Start Extracted data

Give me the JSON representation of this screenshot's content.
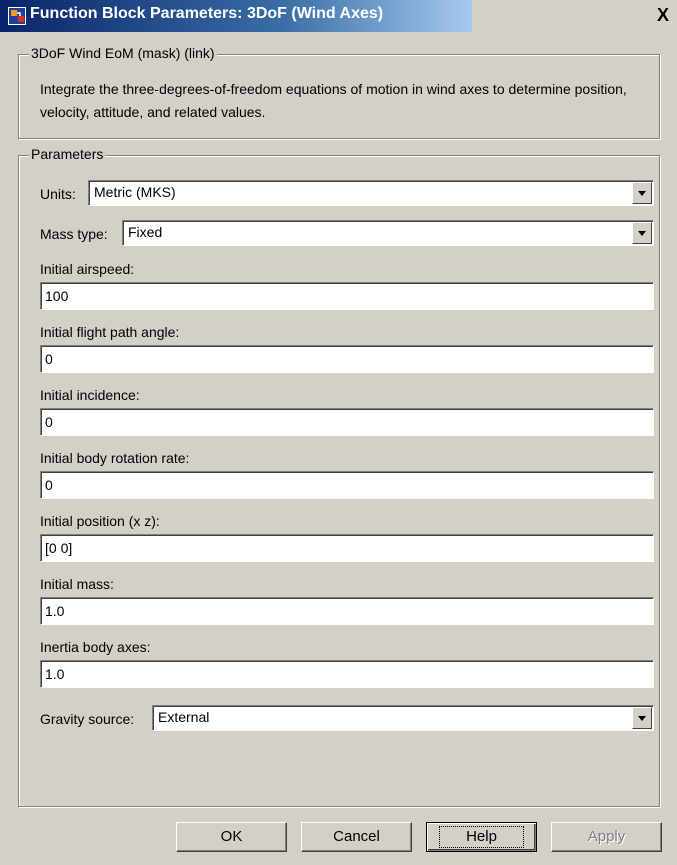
{
  "window": {
    "title": "Function Block Parameters: 3DoF (Wind Axes)",
    "close_glyph": "X",
    "icon": "simulink-block-icon"
  },
  "description_group": {
    "legend": "3DoF Wind EoM (mask) (link)",
    "text": "Integrate the three-degrees-of-freedom equations of motion in wind axes to determine position, velocity, attitude, and related values."
  },
  "parameters": {
    "legend": "Parameters",
    "units": {
      "label": "Units:",
      "value": "Metric (MKS)"
    },
    "mass_type": {
      "label": "Mass type:",
      "value": "Fixed"
    },
    "initial_airspeed": {
      "label": "Initial airspeed:",
      "value": "100"
    },
    "initial_flight_path_angle": {
      "label": "Initial flight path angle:",
      "value": "0"
    },
    "initial_incidence": {
      "label": "Initial incidence:",
      "value": "0"
    },
    "initial_body_rotation_rate": {
      "label": "Initial body rotation rate:",
      "value": "0"
    },
    "initial_position": {
      "label": "Initial position (x z):",
      "value": "[0 0]"
    },
    "initial_mass": {
      "label": "Initial mass:",
      "value": "1.0"
    },
    "inertia_body_axes": {
      "label": "Inertia body axes:",
      "value": "1.0"
    },
    "gravity_source": {
      "label": "Gravity source:",
      "value": "External"
    }
  },
  "buttons": {
    "ok": "OK",
    "cancel": "Cancel",
    "help": "Help",
    "apply": "Apply"
  },
  "colors": {
    "window_bg": "#d4d0c8",
    "titlebar_start": "#0a246a",
    "titlebar_end": "#a6caf0"
  }
}
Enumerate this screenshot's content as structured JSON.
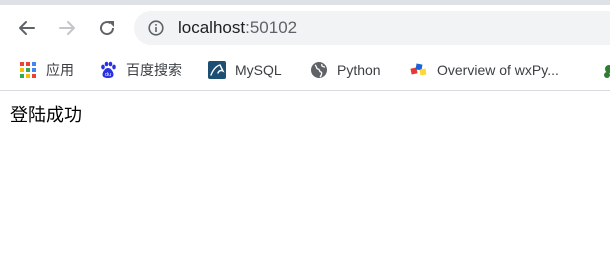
{
  "toolbar": {
    "back_icon": "arrow-left-icon",
    "forward_icon": "arrow-right-icon",
    "reload_icon": "reload-icon",
    "address_host": "localhost",
    "address_port": ":50102"
  },
  "bookmarks": [
    {
      "label": "应用",
      "icon": "apps-grid-icon"
    },
    {
      "label": "百度搜索",
      "icon": "baidu-paw-icon"
    },
    {
      "label": "MySQL",
      "icon": "mysql-icon"
    },
    {
      "label": "Python",
      "icon": "globe-icon"
    },
    {
      "label": "Overview of wxPy...",
      "icon": "wxpython-icon"
    }
  ],
  "page": {
    "message": "登陆成功"
  }
}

End Extracted data

### What you need to do
Each line in the records above should be reproduced exactly; images are not copied.

### Task output
Give me the JSON representation of this screenshot's content.
{
  "window": {
    "title": "Function Block Parameters: 3DoF (Wind Axes)",
    "close_glyph": "X",
    "icon": "simulink-block-icon"
  },
  "description_group": {
    "legend": "3DoF Wind EoM (mask) (link)",
    "text": "Integrate the three-degrees-of-freedom equations of motion in wind axes to determine position, velocity, attitude, and related values."
  },
  "parameters": {
    "legend": "Parameters",
    "units": {
      "label": "Units:",
      "value": "Metric (MKS)"
    },
    "mass_type": {
      "label": "Mass type:",
      "value": "Fixed"
    },
    "initial_airspeed": {
      "label": "Initial airspeed:",
      "value": "100"
    },
    "initial_flight_path_angle": {
      "label": "Initial flight path angle:",
      "value": "0"
    },
    "initial_incidence": {
      "label": "Initial incidence:",
      "value": "0"
    },
    "initial_body_rotation_rate": {
      "label": "Initial body rotation rate:",
      "value": "0"
    },
    "initial_position": {
      "label": "Initial position (x z):",
      "value": "[0 0]"
    },
    "initial_mass": {
      "label": "Initial mass:",
      "value": "1.0"
    },
    "inertia_body_axes": {
      "label": "Inertia body axes:",
      "value": "1.0"
    },
    "gravity_source": {
      "label": "Gravity source:",
      "value": "External"
    }
  },
  "buttons": {
    "ok": "OK",
    "cancel": "Cancel",
    "help": "Help",
    "apply": "Apply"
  },
  "colors": {
    "window_bg": "#d4d0c8",
    "titlebar_start": "#0a246a",
    "titlebar_end": "#a6caf0"
  }
}
Enumerate this screenshot's content as structured JSON.
{
  "toolbar": {
    "back_icon": "arrow-left-icon",
    "forward_icon": "arrow-right-icon",
    "reload_icon": "reload-icon",
    "address_host": "localhost",
    "address_port": ":50102"
  },
  "bookmarks": [
    {
      "label": "应用",
      "icon": "apps-grid-icon"
    },
    {
      "label": "百度搜索",
      "icon": "baidu-paw-icon"
    },
    {
      "label": "MySQL",
      "icon": "mysql-icon"
    },
    {
      "label": "Python",
      "icon": "globe-icon"
    },
    {
      "label": "Overview of wxPy...",
      "icon": "wxpython-icon"
    }
  ],
  "page": {
    "message": "登陆成功"
  }
}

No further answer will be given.